### Work required
Reproduce the complete listing without any deviation.

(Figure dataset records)
▼

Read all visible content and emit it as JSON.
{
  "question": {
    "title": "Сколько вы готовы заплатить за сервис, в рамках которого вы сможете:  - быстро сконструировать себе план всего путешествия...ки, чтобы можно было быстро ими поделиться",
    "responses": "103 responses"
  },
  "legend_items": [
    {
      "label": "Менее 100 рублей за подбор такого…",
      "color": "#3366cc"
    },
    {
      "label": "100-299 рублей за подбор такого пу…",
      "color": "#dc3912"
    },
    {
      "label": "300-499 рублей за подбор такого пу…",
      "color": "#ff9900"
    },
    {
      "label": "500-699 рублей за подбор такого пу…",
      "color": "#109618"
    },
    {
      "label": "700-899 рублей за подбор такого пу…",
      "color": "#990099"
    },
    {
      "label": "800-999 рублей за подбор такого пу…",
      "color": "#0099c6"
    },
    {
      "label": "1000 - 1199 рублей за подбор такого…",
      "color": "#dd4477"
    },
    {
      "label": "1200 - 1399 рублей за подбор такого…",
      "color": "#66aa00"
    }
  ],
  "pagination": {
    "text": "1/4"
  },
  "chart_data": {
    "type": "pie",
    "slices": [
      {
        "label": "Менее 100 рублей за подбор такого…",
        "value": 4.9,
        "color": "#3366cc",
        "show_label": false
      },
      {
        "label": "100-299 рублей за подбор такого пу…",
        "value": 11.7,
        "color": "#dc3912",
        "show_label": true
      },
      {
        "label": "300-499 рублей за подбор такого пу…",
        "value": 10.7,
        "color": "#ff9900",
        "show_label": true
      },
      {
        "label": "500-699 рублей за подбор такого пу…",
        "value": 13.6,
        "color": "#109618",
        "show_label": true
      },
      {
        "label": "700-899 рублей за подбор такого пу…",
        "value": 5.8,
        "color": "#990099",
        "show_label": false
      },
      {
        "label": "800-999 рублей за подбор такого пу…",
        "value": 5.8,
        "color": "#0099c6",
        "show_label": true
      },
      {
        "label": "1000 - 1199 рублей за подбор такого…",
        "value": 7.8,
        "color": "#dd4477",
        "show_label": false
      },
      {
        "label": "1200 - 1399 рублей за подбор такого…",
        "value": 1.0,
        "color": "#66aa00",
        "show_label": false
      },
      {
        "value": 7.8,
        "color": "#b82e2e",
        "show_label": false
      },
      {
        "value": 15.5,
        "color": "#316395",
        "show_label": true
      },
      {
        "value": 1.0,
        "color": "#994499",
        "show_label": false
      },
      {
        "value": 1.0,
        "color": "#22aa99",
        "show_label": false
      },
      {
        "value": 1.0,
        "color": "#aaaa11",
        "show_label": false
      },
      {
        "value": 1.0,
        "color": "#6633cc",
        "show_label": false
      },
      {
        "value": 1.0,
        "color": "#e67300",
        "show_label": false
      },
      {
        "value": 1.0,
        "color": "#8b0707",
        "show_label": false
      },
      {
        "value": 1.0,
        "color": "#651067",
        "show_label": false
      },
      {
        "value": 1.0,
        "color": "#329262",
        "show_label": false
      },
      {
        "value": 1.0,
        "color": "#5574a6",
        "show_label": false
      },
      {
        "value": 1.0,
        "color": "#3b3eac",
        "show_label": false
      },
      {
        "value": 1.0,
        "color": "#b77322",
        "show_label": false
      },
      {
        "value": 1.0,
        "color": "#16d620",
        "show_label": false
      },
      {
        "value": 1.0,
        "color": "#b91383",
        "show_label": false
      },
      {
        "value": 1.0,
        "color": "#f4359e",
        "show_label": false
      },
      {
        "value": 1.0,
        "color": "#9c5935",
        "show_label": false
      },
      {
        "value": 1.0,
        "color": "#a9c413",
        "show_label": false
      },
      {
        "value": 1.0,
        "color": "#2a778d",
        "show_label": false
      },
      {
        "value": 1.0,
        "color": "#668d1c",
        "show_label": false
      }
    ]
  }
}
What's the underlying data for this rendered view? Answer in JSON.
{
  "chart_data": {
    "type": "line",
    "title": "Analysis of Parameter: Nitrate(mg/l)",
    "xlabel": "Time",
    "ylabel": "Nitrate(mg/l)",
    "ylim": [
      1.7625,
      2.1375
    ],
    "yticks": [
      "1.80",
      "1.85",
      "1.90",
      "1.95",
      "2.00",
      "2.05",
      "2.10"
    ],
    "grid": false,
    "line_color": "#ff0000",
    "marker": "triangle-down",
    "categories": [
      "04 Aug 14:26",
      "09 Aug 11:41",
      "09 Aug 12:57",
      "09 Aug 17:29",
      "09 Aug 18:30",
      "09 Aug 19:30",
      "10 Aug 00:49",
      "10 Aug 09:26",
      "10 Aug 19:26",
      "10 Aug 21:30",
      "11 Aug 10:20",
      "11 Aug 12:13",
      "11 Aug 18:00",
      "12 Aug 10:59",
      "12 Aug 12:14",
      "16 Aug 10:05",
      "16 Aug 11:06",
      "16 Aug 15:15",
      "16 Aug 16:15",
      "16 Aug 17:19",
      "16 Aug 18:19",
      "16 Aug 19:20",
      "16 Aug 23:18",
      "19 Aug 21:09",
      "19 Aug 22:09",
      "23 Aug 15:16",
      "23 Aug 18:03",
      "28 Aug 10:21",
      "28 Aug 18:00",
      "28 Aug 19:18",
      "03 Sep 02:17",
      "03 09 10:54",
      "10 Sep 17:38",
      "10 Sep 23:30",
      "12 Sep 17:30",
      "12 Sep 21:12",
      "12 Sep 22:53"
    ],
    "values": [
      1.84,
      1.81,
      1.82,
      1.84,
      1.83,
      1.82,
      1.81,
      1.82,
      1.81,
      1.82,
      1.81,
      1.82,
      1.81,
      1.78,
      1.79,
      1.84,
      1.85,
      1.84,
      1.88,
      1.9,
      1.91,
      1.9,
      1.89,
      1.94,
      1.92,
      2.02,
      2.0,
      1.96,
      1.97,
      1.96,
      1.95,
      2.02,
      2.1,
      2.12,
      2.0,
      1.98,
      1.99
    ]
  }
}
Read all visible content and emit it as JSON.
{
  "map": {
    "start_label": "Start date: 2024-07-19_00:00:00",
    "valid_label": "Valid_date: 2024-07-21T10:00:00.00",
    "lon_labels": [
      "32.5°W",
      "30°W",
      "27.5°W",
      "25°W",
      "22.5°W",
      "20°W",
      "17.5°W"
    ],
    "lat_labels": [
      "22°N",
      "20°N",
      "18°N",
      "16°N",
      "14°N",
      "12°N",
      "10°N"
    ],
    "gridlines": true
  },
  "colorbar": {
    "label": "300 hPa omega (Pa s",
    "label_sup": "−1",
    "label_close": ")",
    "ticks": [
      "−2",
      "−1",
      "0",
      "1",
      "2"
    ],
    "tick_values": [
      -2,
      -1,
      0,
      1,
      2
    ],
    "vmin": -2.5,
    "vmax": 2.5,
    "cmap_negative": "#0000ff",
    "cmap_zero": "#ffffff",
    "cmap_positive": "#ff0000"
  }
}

▲

### Complete output
Read all visible content and emit it as JSON.
{
  "question": {
    "title": "Сколько вы готовы заплатить за сервис, в рамках которого вы сможете:  - быстро сконструировать себе план всего путешествия...ки, чтобы можно было быстро ими поделиться",
    "responses": "103 responses"
  },
  "legend_items": [
    {
      "label": "Менее 100 рублей за подбор такого…",
      "color": "#3366cc"
    },
    {
      "label": "100-299 рублей за подбор такого пу…",
      "color": "#dc3912"
    },
    {
      "label": "300-499 рублей за подбор такого пу…",
      "color": "#ff9900"
    },
    {
      "label": "500-699 рублей за подбор такого пу…",
      "color": "#109618"
    },
    {
      "label": "700-899 рублей за подбор такого пу…",
      "color": "#990099"
    },
    {
      "label": "800-999 рублей за подбор такого пу…",
      "color": "#0099c6"
    },
    {
      "label": "1000 - 1199 рублей за подбор такого…",
      "color": "#dd4477"
    },
    {
      "label": "1200 - 1399 рублей за подбор такого…",
      "color": "#66aa00"
    }
  ],
  "pagination": {
    "text": "1/4"
  },
  "chart_data": {
    "type": "pie",
    "slices": [
      {
        "label": "Менее 100 рублей за подбор такого…",
        "value": 4.9,
        "color": "#3366cc",
        "show_label": false
      },
      {
        "label": "100-299 рублей за подбор такого пу…",
        "value": 11.7,
        "color": "#dc3912",
        "show_label": true
      },
      {
        "label": "300-499 рублей за подбор такого пу…",
        "value": 10.7,
        "color": "#ff9900",
        "show_label": true
      },
      {
        "label": "500-699 рублей за подбор такого пу…",
        "value": 13.6,
        "color": "#109618",
        "show_label": true
      },
      {
        "label": "700-899 рублей за подбор такого пу…",
        "value": 5.8,
        "color": "#990099",
        "show_label": false
      },
      {
        "label": "800-999 рублей за подбор такого пу…",
        "value": 5.8,
        "color": "#0099c6",
        "show_label": true
      },
      {
        "label": "1000 - 1199 рублей за подбор такого…",
        "value": 7.8,
        "color": "#dd4477",
        "show_label": false
      },
      {
        "label": "1200 - 1399 рублей за подбор такого…",
        "value": 1.0,
        "color": "#66aa00",
        "show_label": false
      },
      {
        "value": 7.8,
        "color": "#b82e2e",
        "show_label": false
      },
      {
        "value": 15.5,
        "color": "#316395",
        "show_label": true
      },
      {
        "value": 1.0,
        "color": "#994499",
        "show_label": false
      },
      {
        "value": 1.0,
        "color": "#22aa99",
        "show_label": false
      },
      {
        "value": 1.0,
        "color": "#aaaa11",
        "show_label": false
      },
      {
        "value": 1.0,
        "color": "#6633cc",
        "show_label": false
      },
      {
        "value": 1.0,
        "color": "#e67300",
        "show_label": false
      },
      {
        "value": 1.0,
        "color": "#8b0707",
        "show_label": false
      },
      {
        "value": 1.0,
        "color": "#651067",
        "show_label": false
      },
      {
        "value": 1.0,
        "color": "#329262",
        "show_label": false
      },
      {
        "value": 1.0,
        "color": "#5574a6",
        "show_label": false
      },
      {
        "value": 1.0,
        "color": "#3b3eac",
        "show_label": false
      },
      {
        "value": 1.0,
        "color": "#b77322",
        "show_label": false
      },
      {
        "value": 1.0,
        "color": "#16d620",
        "show_label": false
      },
      {
        "value": 1.0,
        "color": "#b91383",
        "show_label": false
      },
      {
        "value": 1.0,
        "color": "#f4359e",
        "show_label": false
      },
      {
        "value": 1.0,
        "color": "#9c5935",
        "show_label": false
      },
      {
        "value": 1.0,
        "color": "#a9c413",
        "show_label": false
      },
      {
        "value": 1.0,
        "color": "#2a778d",
        "show_label": false
      },
      {
        "value": 1.0,
        "color": "#668d1c",
        "show_label": false
      }
    ]
  }
}
What's the underlying data for this rendered view? Answer in JSON.
{
  "chart_data": {
    "type": "line",
    "title": "Analysis of Parameter: Nitrate(mg/l)",
    "xlabel": "Time",
    "ylabel": "Nitrate(mg/l)",
    "ylim": [
      1.7625,
      2.1375
    ],
    "yticks": [
      "1.80",
      "1.85",
      "1.90",
      "1.95",
      "2.00",
      "2.05",
      "2.10"
    ],
    "grid": false,
    "line_color": "#ff0000",
    "marker": "triangle-down",
    "categories": [
      "04 Aug 14:26",
      "09 Aug 11:41",
      "09 Aug 12:57",
      "09 Aug 17:29",
      "09 Aug 18:30",
      "09 Aug 19:30",
      "10 Aug 00:49",
      "10 Aug 09:26",
      "10 Aug 19:26",
      "10 Aug 21:30",
      "11 Aug 10:20",
      "11 Aug 12:13",
      "11 Aug 18:00",
      "12 Aug 10:59",
      "12 Aug 12:14",
      "16 Aug 10:05",
      "16 Aug 11:06",
      "16 Aug 15:15",
      "16 Aug 16:15",
      "16 Aug 17:19",
      "16 Aug 18:19",
      "16 Aug 19:20",
      "16 Aug 23:18",
      "19 Aug 21:09",
      "19 Aug 22:09",
      "23 Aug 15:16",
      "23 Aug 18:03",
      "28 Aug 10:21",
      "28 Aug 18:00",
      "28 Aug 19:18",
      "03 Sep 02:17",
      "03 09 10:54",
      "10 Sep 17:38",
      "10 Sep 23:30",
      "12 Sep 17:30",
      "12 Sep 21:12",
      "12 Sep 22:53"
    ],
    "values": [
      1.84,
      1.81,
      1.82,
      1.84,
      1.83,
      1.82,
      1.81,
      1.82,
      1.81,
      1.82,
      1.81,
      1.82,
      1.81,
      1.78,
      1.79,
      1.84,
      1.85,
      1.84,
      1.88,
      1.9,
      1.91,
      1.9,
      1.89,
      1.94,
      1.92,
      2.02,
      2.0,
      1.96,
      1.97,
      1.96,
      1.95,
      2.02,
      2.1,
      2.12,
      2.0,
      1.98,
      1.99
    ]
  }
}
Read all visible content and emit it as JSON.
{
  "map": {
    "start_label": "Start date: 2024-07-19_00:00:00",
    "valid_label": "Valid_date: 2024-07-21T10:00:00.00",
    "lon_labels": [
      "32.5°W",
      "30°W",
      "27.5°W",
      "25°W",
      "22.5°W",
      "20°W",
      "17.5°W"
    ],
    "lat_labels": [
      "22°N",
      "20°N",
      "18°N",
      "16°N",
      "14°N",
      "12°N",
      "10°N"
    ],
    "gridlines": true
  },
  "colorbar": {
    "label": "300 hPa omega (Pa s",
    "label_sup": "−1",
    "label_close": ")",
    "ticks": [
      "−2",
      "−1",
      "0",
      "1",
      "2"
    ],
    "tick_values": [
      -2,
      -1,
      0,
      1,
      2
    ],
    "vmin": -2.5,
    "vmax": 2.5,
    "cmap_negative": "#0000ff",
    "cmap_zero": "#ffffff",
    "cmap_positive": "#ff0000"
  }
}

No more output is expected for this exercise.